■ WORK TO DO: Repeat all of the records verbatim.

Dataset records
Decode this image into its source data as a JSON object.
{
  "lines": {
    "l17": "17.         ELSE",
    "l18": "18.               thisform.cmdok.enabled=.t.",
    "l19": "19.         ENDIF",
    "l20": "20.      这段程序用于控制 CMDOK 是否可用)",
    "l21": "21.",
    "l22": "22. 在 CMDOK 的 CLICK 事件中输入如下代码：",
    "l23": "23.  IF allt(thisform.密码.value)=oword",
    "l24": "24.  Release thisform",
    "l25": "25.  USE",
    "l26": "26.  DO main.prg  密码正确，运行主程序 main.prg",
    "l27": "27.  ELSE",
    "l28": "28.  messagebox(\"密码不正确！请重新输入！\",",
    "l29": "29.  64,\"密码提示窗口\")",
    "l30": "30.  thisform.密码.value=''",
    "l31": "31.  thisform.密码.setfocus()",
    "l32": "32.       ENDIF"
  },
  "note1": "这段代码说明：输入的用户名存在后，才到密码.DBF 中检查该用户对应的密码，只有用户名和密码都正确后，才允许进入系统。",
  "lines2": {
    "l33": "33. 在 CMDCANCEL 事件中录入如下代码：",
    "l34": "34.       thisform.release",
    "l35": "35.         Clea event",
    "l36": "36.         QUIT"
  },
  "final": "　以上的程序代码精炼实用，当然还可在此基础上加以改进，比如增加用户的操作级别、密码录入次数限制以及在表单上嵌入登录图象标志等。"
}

■ SOLUTION:
Decode this image into its source data as a JSON object.
{
  "lines": {
    "l17": "17.         ELSE",
    "l18": "18.               thisform.cmdok.enabled=.t.",
    "l19": "19.         ENDIF",
    "l20": "20.      这段程序用于控制 CMDOK 是否可用)",
    "l21": "21.",
    "l22": "22. 在 CMDOK 的 CLICK 事件中输入如下代码：",
    "l23": "23.  IF allt(thisform.密码.value)=oword",
    "l24": "24.  Release thisform",
    "l25": "25.  USE",
    "l26": "26.  DO main.prg  密码正确，运行主程序 main.prg",
    "l27": "27.  ELSE",
    "l28": "28.  messagebox(\"密码不正确！请重新输入！\",",
    "l29": "29.  64,\"密码提示窗口\")",
    "l30": "30.  thisform.密码.value=''",
    "l31": "31.  thisform.密码.setfocus()",
    "l32": "32.       ENDIF"
  },
  "note1": "这段代码说明：输入的用户名存在后，才到密码.DBF 中检查该用户对应的密码，只有用户名和密码都正确后，才允许进入系统。",
  "lines2": {
    "l33": "33. 在 CMDCANCEL 事件中录入如下代码：",
    "l34": "34.       thisform.release",
    "l35": "35.         Clea event",
    "l36": "36.         QUIT"
  },
  "final": "　以上的程序代码精炼实用，当然还可在此基础上加以改进，比如增加用户的操作级别、密码录入次数限制以及在表单上嵌入登录图象标志等。"
}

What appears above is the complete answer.